- Stored entries

****************

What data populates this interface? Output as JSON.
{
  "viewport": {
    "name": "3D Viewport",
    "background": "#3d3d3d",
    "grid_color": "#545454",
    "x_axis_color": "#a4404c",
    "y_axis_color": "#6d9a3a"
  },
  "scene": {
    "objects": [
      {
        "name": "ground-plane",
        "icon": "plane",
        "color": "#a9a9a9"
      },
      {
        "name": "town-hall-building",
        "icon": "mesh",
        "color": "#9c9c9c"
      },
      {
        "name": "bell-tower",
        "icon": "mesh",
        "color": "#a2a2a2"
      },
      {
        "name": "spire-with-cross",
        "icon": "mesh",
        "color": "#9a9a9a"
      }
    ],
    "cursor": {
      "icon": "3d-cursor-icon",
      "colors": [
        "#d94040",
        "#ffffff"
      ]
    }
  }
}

****************

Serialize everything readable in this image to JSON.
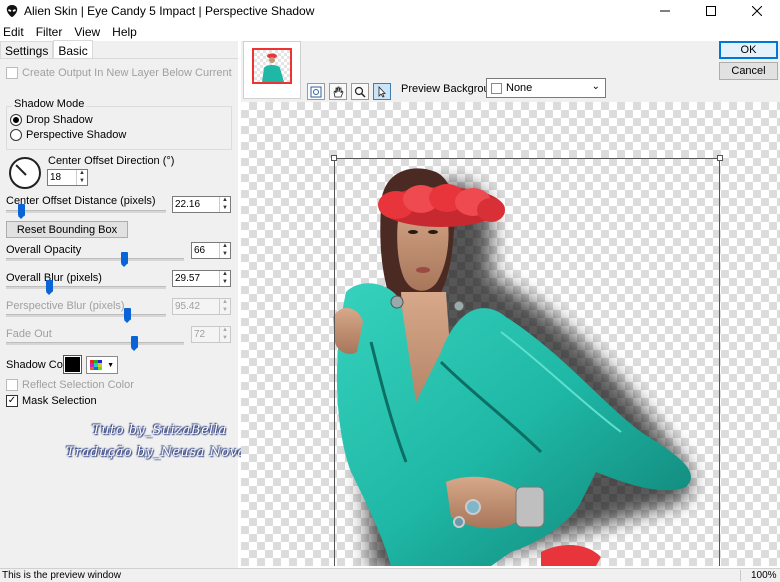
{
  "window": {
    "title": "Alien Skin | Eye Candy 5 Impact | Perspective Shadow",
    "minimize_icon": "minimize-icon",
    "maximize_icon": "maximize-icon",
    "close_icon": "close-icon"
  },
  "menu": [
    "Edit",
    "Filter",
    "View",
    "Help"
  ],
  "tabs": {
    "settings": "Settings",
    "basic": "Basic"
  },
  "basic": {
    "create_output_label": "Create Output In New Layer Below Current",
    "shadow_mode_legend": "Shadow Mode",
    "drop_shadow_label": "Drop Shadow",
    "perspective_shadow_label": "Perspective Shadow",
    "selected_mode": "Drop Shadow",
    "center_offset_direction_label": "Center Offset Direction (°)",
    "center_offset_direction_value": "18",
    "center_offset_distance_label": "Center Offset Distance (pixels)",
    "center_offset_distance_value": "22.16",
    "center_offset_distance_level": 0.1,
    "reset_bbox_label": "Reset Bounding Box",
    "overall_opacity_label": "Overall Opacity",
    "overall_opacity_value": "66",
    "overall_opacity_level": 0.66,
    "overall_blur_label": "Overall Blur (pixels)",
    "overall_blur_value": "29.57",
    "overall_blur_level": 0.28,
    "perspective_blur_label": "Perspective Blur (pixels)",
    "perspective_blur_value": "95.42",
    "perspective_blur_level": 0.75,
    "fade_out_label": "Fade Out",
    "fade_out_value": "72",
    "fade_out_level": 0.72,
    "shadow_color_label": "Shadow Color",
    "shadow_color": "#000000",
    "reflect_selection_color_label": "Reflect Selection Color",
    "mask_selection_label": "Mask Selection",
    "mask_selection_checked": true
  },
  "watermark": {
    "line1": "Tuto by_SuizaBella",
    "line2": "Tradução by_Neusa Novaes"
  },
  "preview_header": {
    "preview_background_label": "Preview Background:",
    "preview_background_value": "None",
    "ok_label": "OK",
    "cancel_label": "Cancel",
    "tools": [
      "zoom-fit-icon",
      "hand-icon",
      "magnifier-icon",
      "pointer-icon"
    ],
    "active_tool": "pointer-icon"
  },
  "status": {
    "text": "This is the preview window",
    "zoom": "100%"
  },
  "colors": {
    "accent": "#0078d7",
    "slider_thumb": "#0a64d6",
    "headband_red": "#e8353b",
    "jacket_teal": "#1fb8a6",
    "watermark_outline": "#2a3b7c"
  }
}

****************

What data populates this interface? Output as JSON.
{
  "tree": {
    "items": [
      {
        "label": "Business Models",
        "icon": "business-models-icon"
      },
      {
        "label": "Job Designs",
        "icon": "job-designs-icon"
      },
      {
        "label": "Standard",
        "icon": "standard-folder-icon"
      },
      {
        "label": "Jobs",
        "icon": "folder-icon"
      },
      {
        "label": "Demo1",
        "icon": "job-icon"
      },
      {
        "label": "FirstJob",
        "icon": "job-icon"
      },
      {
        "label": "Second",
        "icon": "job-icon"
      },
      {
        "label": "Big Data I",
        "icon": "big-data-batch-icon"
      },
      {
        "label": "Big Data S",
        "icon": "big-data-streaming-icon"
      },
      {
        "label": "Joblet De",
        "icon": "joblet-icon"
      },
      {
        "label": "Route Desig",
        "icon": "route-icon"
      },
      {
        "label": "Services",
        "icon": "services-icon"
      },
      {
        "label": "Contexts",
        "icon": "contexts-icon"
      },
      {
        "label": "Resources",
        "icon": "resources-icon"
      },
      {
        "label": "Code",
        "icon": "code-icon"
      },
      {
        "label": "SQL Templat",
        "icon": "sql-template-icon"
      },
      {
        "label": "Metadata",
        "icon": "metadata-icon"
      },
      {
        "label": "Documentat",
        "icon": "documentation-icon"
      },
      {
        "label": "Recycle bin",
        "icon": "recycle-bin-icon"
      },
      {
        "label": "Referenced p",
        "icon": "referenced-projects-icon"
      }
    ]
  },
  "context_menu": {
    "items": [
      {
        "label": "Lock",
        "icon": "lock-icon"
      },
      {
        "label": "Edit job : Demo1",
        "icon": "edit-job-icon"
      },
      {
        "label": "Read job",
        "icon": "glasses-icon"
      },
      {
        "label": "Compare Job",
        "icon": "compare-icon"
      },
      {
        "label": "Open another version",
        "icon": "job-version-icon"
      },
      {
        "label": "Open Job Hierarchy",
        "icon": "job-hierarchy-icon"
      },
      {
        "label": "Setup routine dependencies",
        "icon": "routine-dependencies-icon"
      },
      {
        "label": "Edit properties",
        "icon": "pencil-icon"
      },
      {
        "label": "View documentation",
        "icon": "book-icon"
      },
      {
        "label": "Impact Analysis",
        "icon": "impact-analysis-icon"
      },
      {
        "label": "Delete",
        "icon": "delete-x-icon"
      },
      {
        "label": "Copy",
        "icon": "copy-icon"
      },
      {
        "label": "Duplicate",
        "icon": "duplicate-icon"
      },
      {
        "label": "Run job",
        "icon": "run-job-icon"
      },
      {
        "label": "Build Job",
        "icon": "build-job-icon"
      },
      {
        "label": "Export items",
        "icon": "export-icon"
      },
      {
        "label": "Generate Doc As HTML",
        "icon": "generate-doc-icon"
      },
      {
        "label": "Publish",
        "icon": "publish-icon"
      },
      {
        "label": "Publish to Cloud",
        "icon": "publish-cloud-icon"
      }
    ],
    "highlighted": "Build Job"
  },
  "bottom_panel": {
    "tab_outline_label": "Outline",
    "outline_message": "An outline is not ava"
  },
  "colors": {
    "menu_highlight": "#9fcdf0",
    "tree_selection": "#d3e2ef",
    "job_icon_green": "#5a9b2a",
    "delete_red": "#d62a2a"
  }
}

****************

- TASK BRIEF
Copy each line of the records above that carries the word "version".

- RESULT OF THIS EXERCISE
        "label": "Open another version",
        "icon": "job-version-icon"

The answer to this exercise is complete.